__What is asked__
Which lines in the records below contain the word "detached"? Copy each of them.

__Extracted entries__
┄┄┄┄┄┄┄┄┄┄┄┄┄┄┄┄┄┄┄┄
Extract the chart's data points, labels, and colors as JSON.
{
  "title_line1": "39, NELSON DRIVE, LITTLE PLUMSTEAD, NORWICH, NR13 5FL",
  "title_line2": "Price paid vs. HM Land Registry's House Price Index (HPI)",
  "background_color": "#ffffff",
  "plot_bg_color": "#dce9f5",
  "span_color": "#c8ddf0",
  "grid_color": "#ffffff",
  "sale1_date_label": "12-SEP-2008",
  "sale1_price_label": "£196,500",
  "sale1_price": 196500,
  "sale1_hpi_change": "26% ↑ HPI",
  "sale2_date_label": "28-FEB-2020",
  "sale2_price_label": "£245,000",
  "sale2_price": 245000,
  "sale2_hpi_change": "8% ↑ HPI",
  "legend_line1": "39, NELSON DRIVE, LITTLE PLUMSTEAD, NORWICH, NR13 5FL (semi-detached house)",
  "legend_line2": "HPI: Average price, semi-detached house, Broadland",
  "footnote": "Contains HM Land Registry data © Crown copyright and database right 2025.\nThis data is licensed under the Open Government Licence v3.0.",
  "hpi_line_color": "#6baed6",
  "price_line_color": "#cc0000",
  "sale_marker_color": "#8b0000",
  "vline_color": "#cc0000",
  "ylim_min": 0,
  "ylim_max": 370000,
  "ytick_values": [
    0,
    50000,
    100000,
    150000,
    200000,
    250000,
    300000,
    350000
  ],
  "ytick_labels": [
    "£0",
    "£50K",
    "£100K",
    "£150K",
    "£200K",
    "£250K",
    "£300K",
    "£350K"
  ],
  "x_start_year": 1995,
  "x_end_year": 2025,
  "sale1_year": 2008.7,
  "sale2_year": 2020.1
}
┄┄┄┄┄┄┄┄┄┄┄┄┄┄┄┄┄┄┄┄
__The solution__
  "legend_line1": "39, NELSON DRIVE, LITTLE PLUMSTEAD, NORWICH, NR13 5FL (semi-detached house)",
  "legend_line2": "HPI: Average price, semi-detached house, Broadland",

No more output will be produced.